DOCUMENTATION

synctool by Walter de Jong <walter@heiho.net> (c) 2003-2012

synctool COMES WITH NO WARRANTY. synctool IS FREE SOFTWARE.
synctool is distributed under terms described in the GNU General Public
License.

See the README for general information.
See the INSTALL file for information on how to deploy synctool.


This DOCUMENTATION file tries to explain using synctool.

Online documentation in HTML pages are available at:
http://www.heiho.net/synctool/


In 'synctool terminology', a node is a host, a computer in a group of
computers. A group of computers is called a cluster.


Once you've installed and setup synctool, you will have a 'masterdir'
repository on the master node of your cluster. This masterdir is configured
in the synctool.conf file. If you don't know what I'm talking about here,
read the INSTALL file carefully. The masterdir is usually set to
/var/lib/synctool

synctool is usually run on the master node.

=-=-=

## Required work
#1 From the synctool documentation, write out the passage starting at "synctool is distributed" and ending at "to deploy synctool.".
#2 Translate this sentence from the synctool documentation into German: "A group of computers is called a cluster."
#3 Supply what comes next in the synctool documentation, picking up after its last sentence.
The lines after the synctool documentation are separate material.

## Information shown
=-=-=

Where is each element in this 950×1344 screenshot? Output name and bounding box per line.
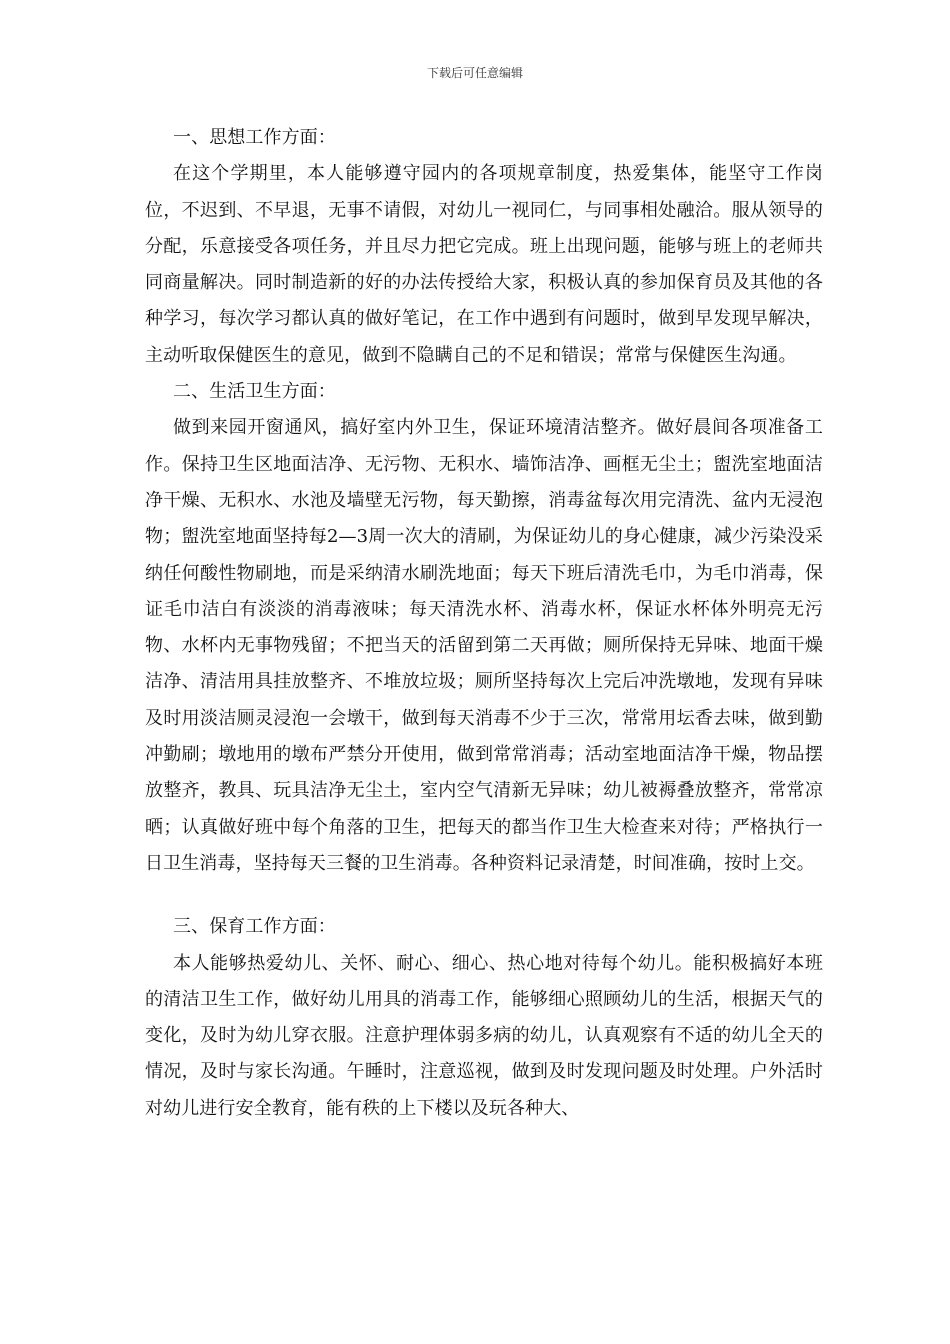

=-=-=

## Final results
#1
synctool is distributed under terms described in the GNU General Public
License.

See the README for general information.
See the INSTALL file for information on how to deploy synctool.

#2 Eine Gruppe von Computern wird als Cluster bezeichnet.

#3
It will use rsync to mirror the masterdir to all the nodes in the cluster.
This has the advantage that you don't need a shared filesystem to run
synctool, and it is fast too.
Note that it is perfectly possible to run synctool.py "stand alone" on a
node, in which case it will check it's local copy of the repository. It will
not synchronize with the master repository (it's all server push, NOT client
pull).

The main power of synctool is the fact that you can define logical groups,
and you can add these to a filename as a filename extension. This will result
in the file being copied, only if the node belongs to the same group.
The groups a node is in, is defined in the synctool.conf file. In the
configuration file, the nodename is associated with one or more groups.
The nodename itself can also be used as a group to indicate that a file
belongs to that node.

In the synctool masterdir there are 5 subdirectories, each having its own
function:

    * overlay/
    * delete/
    * scripts/
    * tasks/
	* sbin/

The overlay/ tree contains files that have to be copied. When synctool
detects a difference between a file on the system and a file in the overlay
tree, the file will be copied from the overlay tree onto the system.

The delete/ tree contains files that always have to be deleted from the
system. Only the filename matters, so it is OK if the files in this tree are
only 0 bytes in size.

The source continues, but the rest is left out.